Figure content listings
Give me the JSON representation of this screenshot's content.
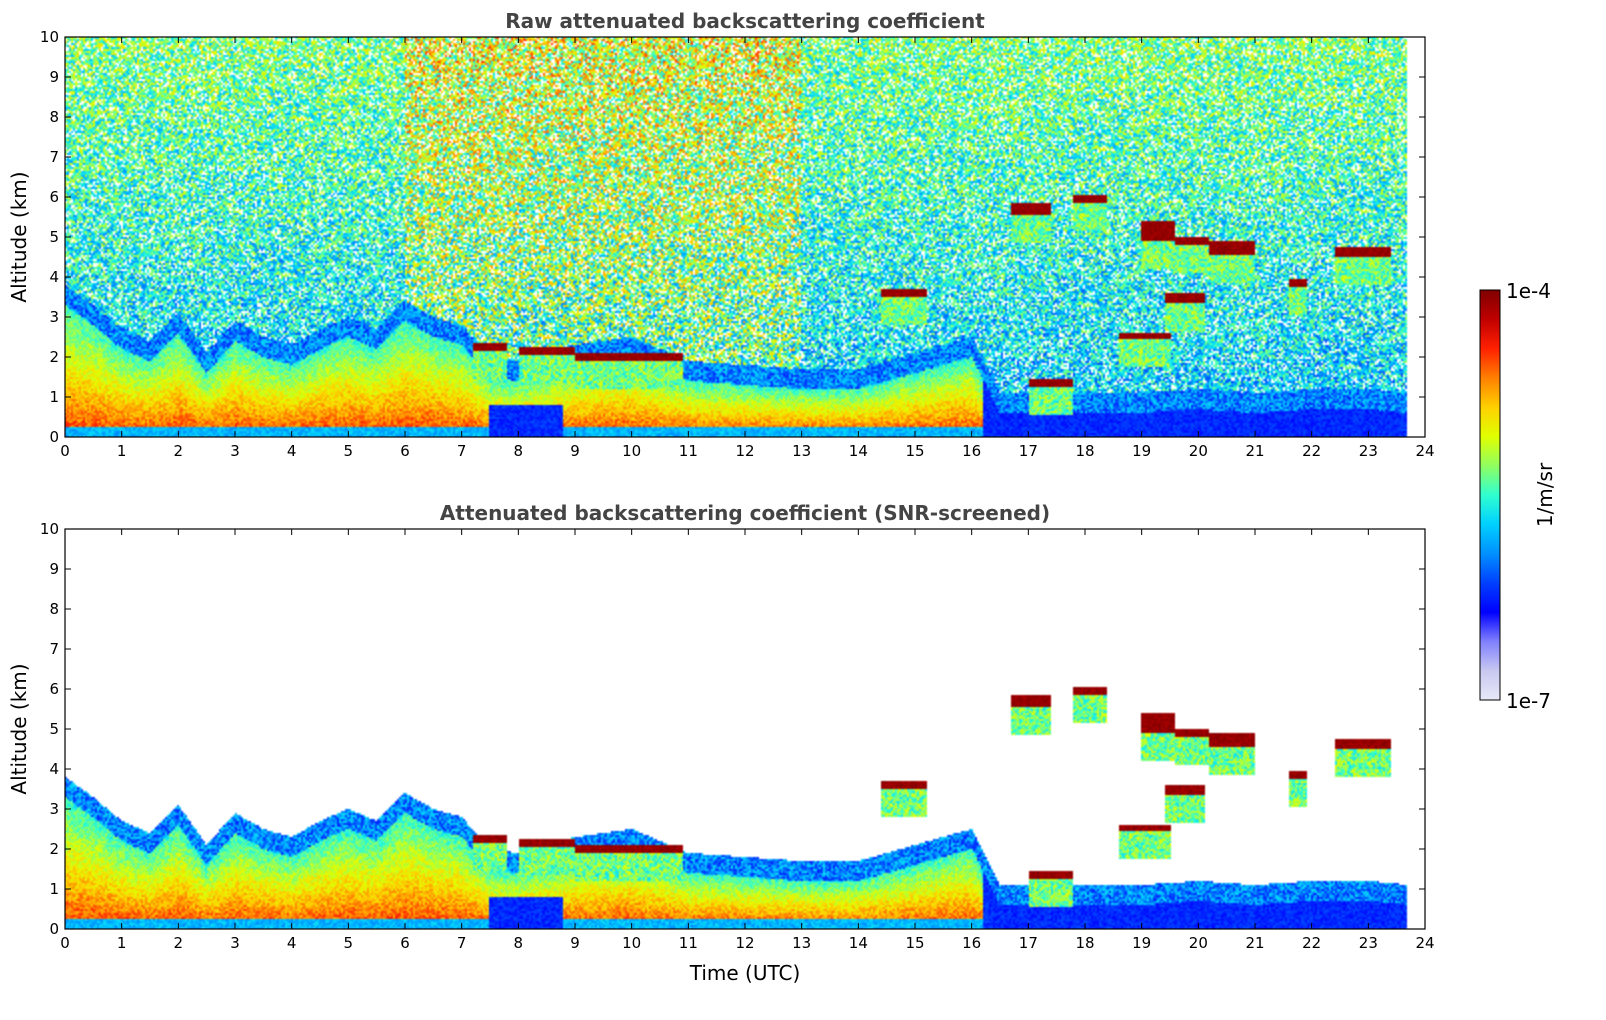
{
  "chart_data": [
    {
      "type": "heatmap",
      "title": "Raw attenuated backscattering coefficient",
      "xlabel": "",
      "ylabel": "Altitude (km)",
      "xlim": [
        0,
        24
      ],
      "ylim": [
        0,
        10
      ],
      "x_ticks": [
        "0",
        "1",
        "2",
        "3",
        "4",
        "5",
        "6",
        "7",
        "8",
        "9",
        "10",
        "11",
        "12",
        "13",
        "14",
        "15",
        "16",
        "17",
        "18",
        "19",
        "20",
        "21",
        "22",
        "23",
        "24"
      ],
      "y_ticks": [
        "0",
        "1",
        "2",
        "3",
        "4",
        "5",
        "6",
        "7",
        "8",
        "9",
        "10"
      ],
      "data_end_time": 23.7,
      "screened": false,
      "boundary_layer_top_km": [
        [
          0,
          3.3
        ],
        [
          0.5,
          2.8
        ],
        [
          1,
          2.2
        ],
        [
          1.5,
          1.9
        ],
        [
          2,
          2.6
        ],
        [
          2.5,
          1.6
        ],
        [
          3,
          2.4
        ],
        [
          3.5,
          2.0
        ],
        [
          4,
          1.8
        ],
        [
          4.5,
          2.2
        ],
        [
          5,
          2.5
        ],
        [
          5.5,
          2.2
        ],
        [
          6,
          2.9
        ],
        [
          6.5,
          2.5
        ],
        [
          7,
          2.3
        ],
        [
          7.5,
          1.5
        ],
        [
          8,
          1.4
        ],
        [
          9,
          1.8
        ],
        [
          10,
          2.0
        ],
        [
          11,
          1.4
        ],
        [
          12,
          1.3
        ],
        [
          13,
          1.2
        ],
        [
          14,
          1.2
        ],
        [
          15,
          1.6
        ],
        [
          16,
          2.0
        ],
        [
          16.5,
          0.6
        ],
        [
          17,
          0.6
        ],
        [
          18,
          0.6
        ],
        [
          19,
          0.6
        ],
        [
          20,
          0.7
        ],
        [
          21,
          0.6
        ],
        [
          22,
          0.7
        ],
        [
          23,
          0.7
        ],
        [
          23.7,
          0.6
        ]
      ],
      "cloud_layers": [
        {
          "start": 7.2,
          "end": 7.8,
          "top_km": 2.35,
          "base_km": 2.15
        },
        {
          "start": 8.0,
          "end": 9.0,
          "top_km": 2.25,
          "base_km": 2.05
        },
        {
          "start": 9.0,
          "end": 10.9,
          "top_km": 2.1,
          "base_km": 1.9
        },
        {
          "start": 14.4,
          "end": 15.2,
          "top_km": 3.7,
          "base_km": 3.5
        },
        {
          "start": 16.7,
          "end": 17.4,
          "top_km": 5.85,
          "base_km": 5.55
        },
        {
          "start": 17.8,
          "end": 18.4,
          "top_km": 6.05,
          "base_km": 5.85
        },
        {
          "start": 19.0,
          "end": 19.6,
          "top_km": 5.4,
          "base_km": 4.9
        },
        {
          "start": 19.6,
          "end": 20.2,
          "top_km": 5.0,
          "base_km": 4.8
        },
        {
          "start": 20.2,
          "end": 21.0,
          "top_km": 4.9,
          "base_km": 4.55
        },
        {
          "start": 22.4,
          "end": 23.4,
          "top_km": 4.75,
          "base_km": 4.5
        },
        {
          "start": 19.4,
          "end": 20.1,
          "top_km": 3.6,
          "base_km": 3.35
        },
        {
          "start": 18.6,
          "end": 19.5,
          "top_km": 2.6,
          "base_km": 2.45
        },
        {
          "start": 17.0,
          "end": 17.8,
          "top_km": 1.45,
          "base_km": 1.25
        },
        {
          "start": 21.6,
          "end": 21.9,
          "top_km": 3.95,
          "base_km": 3.75
        }
      ]
    },
    {
      "type": "heatmap",
      "title": "Attenuated backscattering coefficient (SNR-screened)",
      "xlabel": "Time (UTC)",
      "ylabel": "Altitude (km)",
      "xlim": [
        0,
        24
      ],
      "ylim": [
        0,
        10
      ],
      "x_ticks": [
        "0",
        "1",
        "2",
        "3",
        "4",
        "5",
        "6",
        "7",
        "8",
        "9",
        "10",
        "11",
        "12",
        "13",
        "14",
        "15",
        "16",
        "17",
        "18",
        "19",
        "20",
        "21",
        "22",
        "23",
        "24"
      ],
      "y_ticks": [
        "0",
        "1",
        "2",
        "3",
        "4",
        "5",
        "6",
        "7",
        "8",
        "9",
        "10"
      ],
      "data_end_time": 23.7,
      "screened": true
    }
  ],
  "colorbar": {
    "label": "1/m/sr",
    "max_label": "1e-4",
    "min_label": "1e-7",
    "scale": "log",
    "range": [
      1e-07,
      0.0001
    ],
    "colormap": [
      "#e8e8f8",
      "#c8c8f0",
      "#8080ff",
      "#0000ff",
      "#0040ff",
      "#0090ff",
      "#00d0ff",
      "#30ffd0",
      "#90ff60",
      "#e0ff00",
      "#ffd000",
      "#ff8000",
      "#ff2000",
      "#c00000",
      "#800000"
    ]
  }
}
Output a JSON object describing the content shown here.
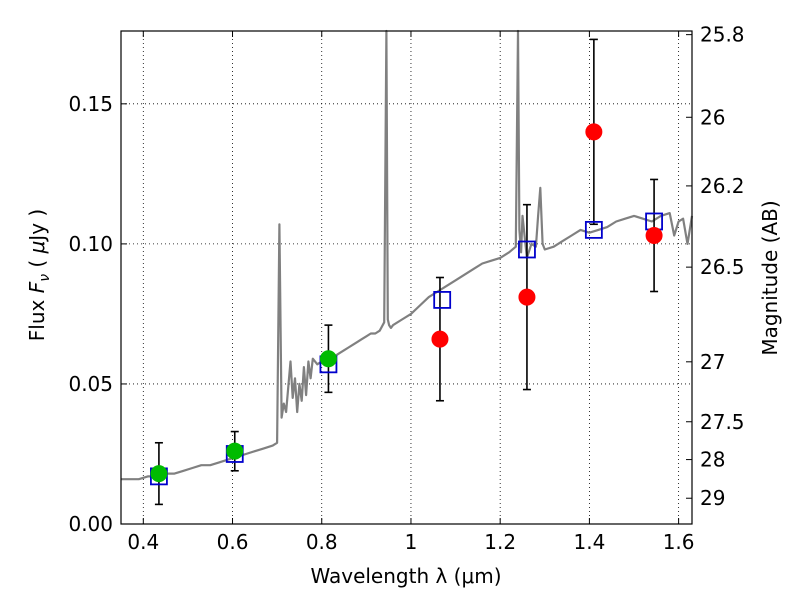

● Directions:
In the listing, find all lines with the string "coefficient" and copy them.

● Correct answer:
      "title": "Raw attenuated backscattering coefficient",
      "title": "Attenuated backscattering coefficient (SNR-screened)",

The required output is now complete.